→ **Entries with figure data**

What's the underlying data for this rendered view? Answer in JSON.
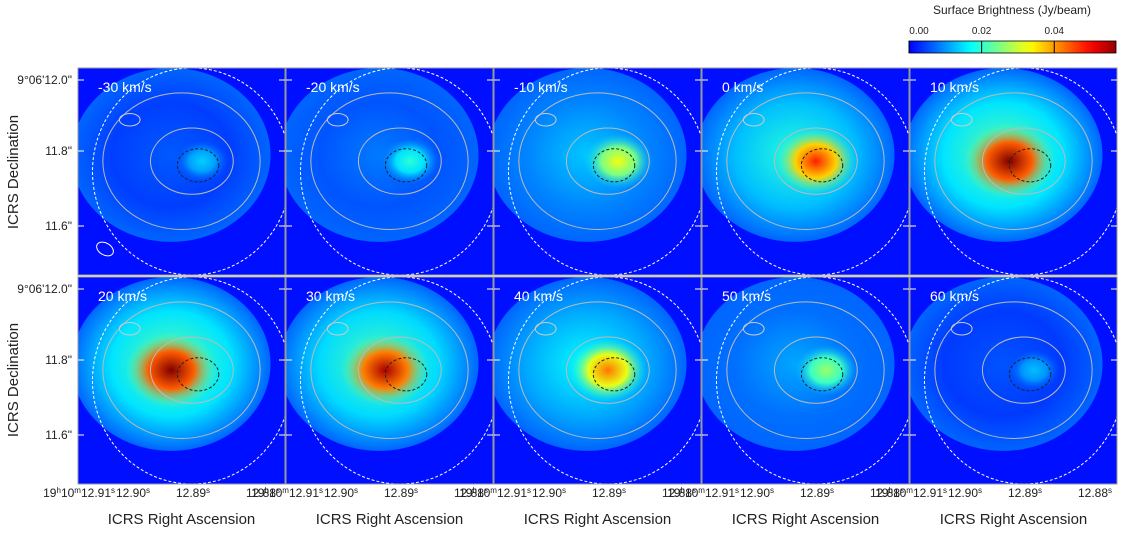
{
  "colorbar": {
    "title": "Surface Brightness (Jy/beam)",
    "lim": [
      0,
      0.057
    ],
    "ticks": [
      {
        "value": 0,
        "label": "0.00"
      },
      {
        "value": 0.02,
        "label": "0.02"
      },
      {
        "value": 0.04,
        "label": "0.04"
      }
    ]
  },
  "panels": [
    "-30 km/s",
    "-20 km/s",
    "-10 km/s",
    "0 km/s",
    "10 km/s",
    "20 km/s",
    "30 km/s",
    "40 km/s",
    "50 km/s",
    "60 km/s"
  ],
  "y_axis": {
    "label": "ICRS Declination",
    "ticks": [
      "9°06'12.0\"",
      "11.8\"",
      "11.6\""
    ]
  },
  "x_axis": {
    "label": "ICRS Right Ascension",
    "ticks": [
      [
        "19",
        "h",
        "10",
        "m",
        "12.91",
        "s"
      ],
      [
        "12.90",
        "s"
      ],
      [
        "12.89",
        "s"
      ],
      [
        "12.88",
        "s"
      ]
    ]
  }
}
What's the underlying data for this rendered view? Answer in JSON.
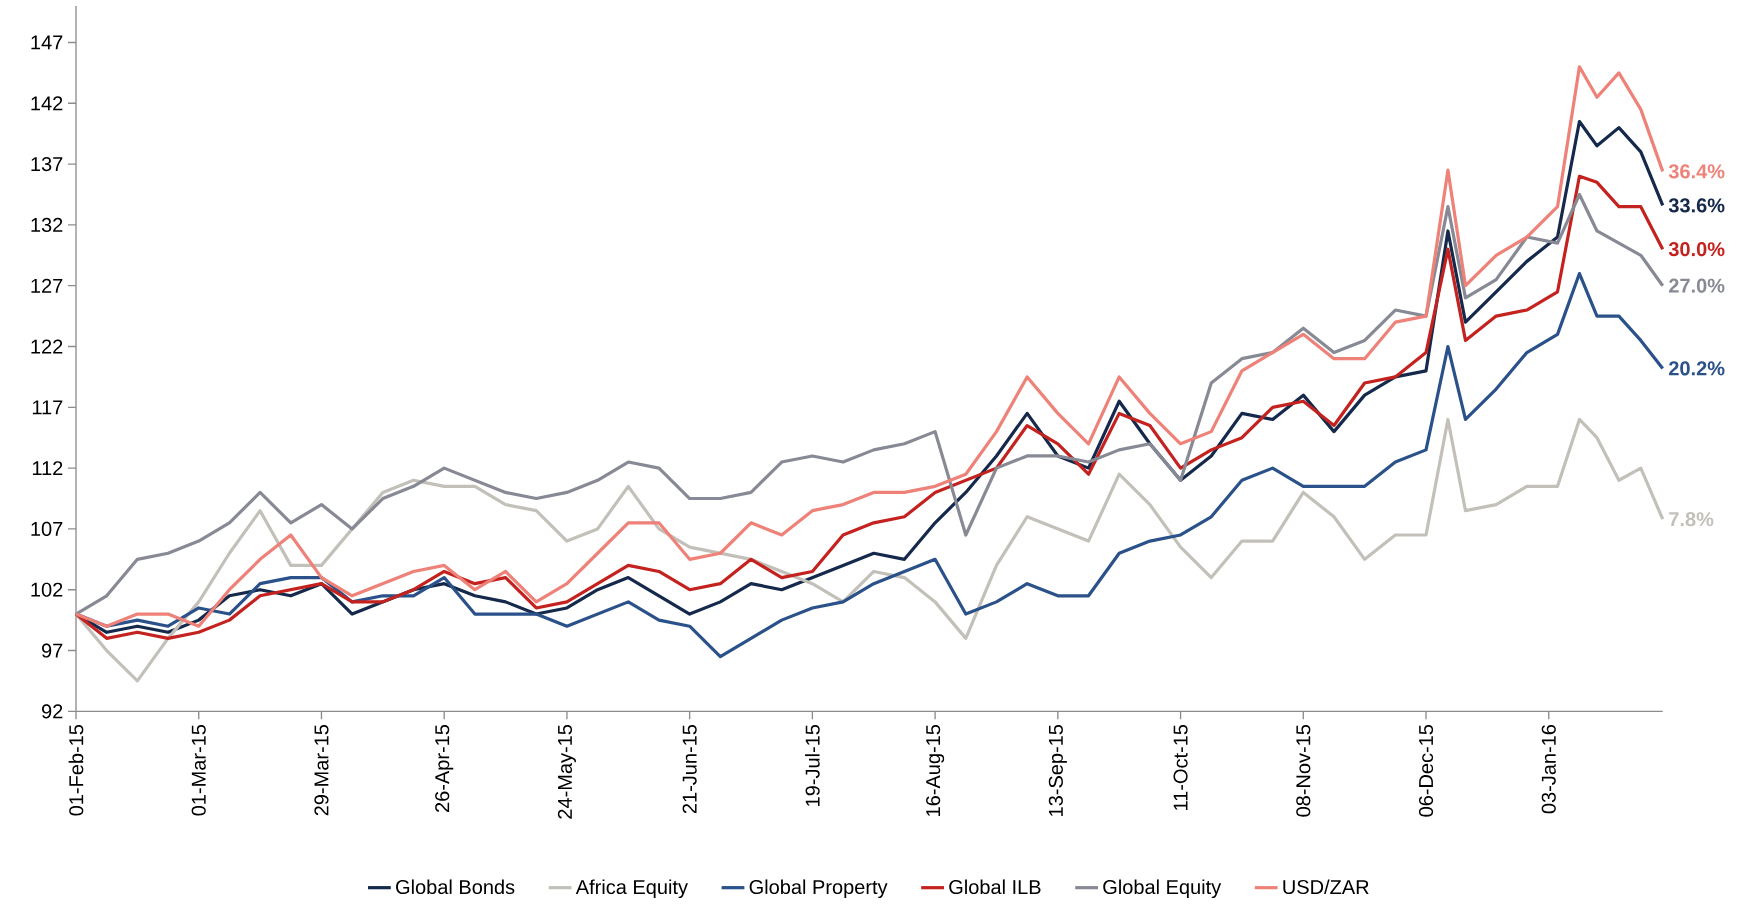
{
  "chart_data": {
    "type": "line",
    "x": [
      "2015-02-01",
      "2015-02-08",
      "2015-02-15",
      "2015-02-22",
      "2015-03-01",
      "2015-03-08",
      "2015-03-15",
      "2015-03-22",
      "2015-03-29",
      "2015-04-05",
      "2015-04-12",
      "2015-04-19",
      "2015-04-26",
      "2015-05-03",
      "2015-05-10",
      "2015-05-17",
      "2015-05-24",
      "2015-05-31",
      "2015-06-07",
      "2015-06-14",
      "2015-06-21",
      "2015-06-28",
      "2015-07-05",
      "2015-07-12",
      "2015-07-19",
      "2015-07-26",
      "2015-08-02",
      "2015-08-09",
      "2015-08-16",
      "2015-08-23",
      "2015-08-30",
      "2015-09-06",
      "2015-09-13",
      "2015-09-20",
      "2015-09-27",
      "2015-10-04",
      "2015-10-11",
      "2015-10-18",
      "2015-10-25",
      "2015-11-01",
      "2015-11-08",
      "2015-11-15",
      "2015-11-22",
      "2015-11-29",
      "2015-12-06",
      "2015-12-11",
      "2015-12-15",
      "2015-12-22",
      "2015-12-29",
      "2016-01-05",
      "2016-01-10",
      "2016-01-14",
      "2016-01-19",
      "2016-01-24",
      "2016-01-29"
    ],
    "series": [
      {
        "name": "Global Bonds",
        "color": "#14294b",
        "values": [
          100,
          98.5,
          99,
          98.5,
          99.5,
          101.5,
          102,
          101.5,
          102.5,
          100,
          101,
          102,
          102.5,
          101.5,
          101,
          100,
          100.5,
          102,
          103,
          101.5,
          100,
          101,
          102.5,
          102,
          103,
          104,
          105,
          104.5,
          107.5,
          110,
          113,
          116.5,
          113,
          112,
          117.5,
          114,
          111,
          113,
          116.5,
          116,
          118,
          115,
          118,
          119.5,
          120,
          131.5,
          124,
          126.5,
          129,
          131,
          140.5,
          138.5,
          140,
          138,
          133.6
        ]
      },
      {
        "name": "Africa Equity",
        "color": "#c3c0b9",
        "values": [
          100,
          97,
          94.5,
          98,
          101,
          105,
          108.5,
          104,
          104,
          107,
          110,
          111,
          110.5,
          110.5,
          109,
          108.5,
          106,
          107,
          110.5,
          107,
          105.5,
          105,
          104.5,
          103.5,
          102.5,
          101,
          103.5,
          103,
          101,
          98,
          104,
          108,
          107,
          106,
          111.5,
          109,
          105.5,
          103,
          106,
          106,
          110,
          108,
          104.5,
          106.5,
          106.5,
          116,
          108.5,
          109,
          110.5,
          110.5,
          116,
          114.5,
          111,
          112,
          107.8
        ]
      },
      {
        "name": "Global Property",
        "color": "#2a5189",
        "values": [
          100,
          99,
          99.5,
          99,
          100.5,
          100,
          102.5,
          103,
          103,
          101,
          101.5,
          101.5,
          103,
          100,
          100,
          100,
          99,
          100,
          101,
          99.5,
          99,
          96.5,
          98,
          99.5,
          100.5,
          101,
          102.5,
          103.5,
          104.5,
          100,
          101,
          102.5,
          101.5,
          101.5,
          105,
          106,
          106.5,
          108,
          111,
          112,
          110.5,
          110.5,
          110.5,
          112.5,
          113.5,
          122,
          116,
          118.5,
          121.5,
          123,
          128,
          124.5,
          124.5,
          122.5,
          120.2
        ]
      },
      {
        "name": "Global ILB",
        "color": "#c4221f",
        "values": [
          100,
          98,
          98.5,
          98,
          98.5,
          99.5,
          101.5,
          102,
          102.5,
          101,
          101,
          102,
          103.5,
          102.5,
          103,
          100.5,
          101,
          102.5,
          104,
          103.5,
          102,
          102.5,
          104.5,
          103,
          103.5,
          106.5,
          107.5,
          108,
          110,
          111,
          112,
          115.5,
          114,
          111.5,
          116.5,
          115.5,
          112,
          113.5,
          114.5,
          117,
          117.5,
          115.5,
          119,
          119.5,
          121.5,
          130,
          122.5,
          124.5,
          125,
          126.5,
          136,
          135.5,
          133.5,
          133.5,
          130.0
        ]
      },
      {
        "name": "Global Equity",
        "color": "#878a94",
        "values": [
          100,
          101.5,
          104.5,
          105,
          106,
          107.5,
          110,
          107.5,
          109,
          107,
          109.5,
          110.5,
          112,
          111,
          110,
          109.5,
          110,
          111,
          112.5,
          112,
          109.5,
          109.5,
          110,
          112.5,
          113,
          112.5,
          113.5,
          114,
          115,
          106.5,
          112,
          113,
          113,
          112.5,
          113.5,
          114,
          111,
          119,
          121,
          121.5,
          123.5,
          121.5,
          122.5,
          125,
          124.5,
          133.5,
          126,
          127.5,
          131,
          130.5,
          134.5,
          131.5,
          130.5,
          129.5,
          127.0
        ]
      },
      {
        "name": "USD/ZAR",
        "color": "#ee8178",
        "values": [
          100,
          99,
          100,
          100,
          99,
          102,
          104.5,
          106.5,
          103,
          101.5,
          102.5,
          103.5,
          104,
          102,
          103.5,
          101,
          102.5,
          105,
          107.5,
          107.5,
          104.5,
          105,
          107.5,
          106.5,
          108.5,
          109,
          110,
          110,
          110.5,
          111.5,
          115,
          119.5,
          116.5,
          114,
          119.5,
          116.5,
          114,
          115,
          120,
          121.5,
          123,
          121,
          121,
          124,
          124.5,
          136.5,
          127,
          129.5,
          131,
          133.5,
          145,
          142.5,
          144.5,
          141.5,
          136.4
        ]
      }
    ],
    "xlim": [
      "2015-02-01",
      "2016-01-29"
    ],
    "xticks": [
      {
        "value": "2015-02-01",
        "label": "01-Feb-15"
      },
      {
        "value": "2015-03-01",
        "label": "01-Mar-15"
      },
      {
        "value": "2015-03-29",
        "label": "29-Mar-15"
      },
      {
        "value": "2015-04-26",
        "label": "26-Apr-15"
      },
      {
        "value": "2015-05-24",
        "label": "24-May-15"
      },
      {
        "value": "2015-06-21",
        "label": "21-Jun-15"
      },
      {
        "value": "2015-07-19",
        "label": "19-Jul-15"
      },
      {
        "value": "2015-08-16",
        "label": "16-Aug-15"
      },
      {
        "value": "2015-09-13",
        "label": "13-Sep-15"
      },
      {
        "value": "2015-10-11",
        "label": "11-Oct-15"
      },
      {
        "value": "2015-11-08",
        "label": "08-Nov-15"
      },
      {
        "value": "2015-12-06",
        "label": "06-Dec-15"
      },
      {
        "value": "2016-01-03",
        "label": "03-Jan-16"
      }
    ],
    "ylim": [
      92,
      150
    ],
    "yticks": [
      92,
      97,
      102,
      107,
      112,
      117,
      122,
      127,
      132,
      137,
      142,
      147
    ],
    "annotations": [
      {
        "text": "33.6%",
        "x": "2016-01-29",
        "y": 133.6
      },
      {
        "text": "7.8%",
        "x": "2016-01-29",
        "y": 107.8
      },
      {
        "text": "20.2%",
        "x": "2016-01-29",
        "y": 120.2
      },
      {
        "text": "30.0%",
        "x": "2016-01-29",
        "y": 130.0
      },
      {
        "text": "27.0%",
        "x": "2016-01-29",
        "y": 127.0
      },
      {
        "text": "36.4%",
        "x": "2016-01-29",
        "y": 136.4
      }
    ],
    "grid": false,
    "legend": "bottom",
    "marker": "none",
    "line_style": "solid"
  }
}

→ **Objective**
Filter the listing above for the string "name" and copy every matching line.

→ **The completed task**
        "name": "Global Bonds",
        "name": "Africa Equity",
        "name": "Global Property",
        "name": "Global ILB",
        "name": "Global Equity",
        "name": "USD/ZAR",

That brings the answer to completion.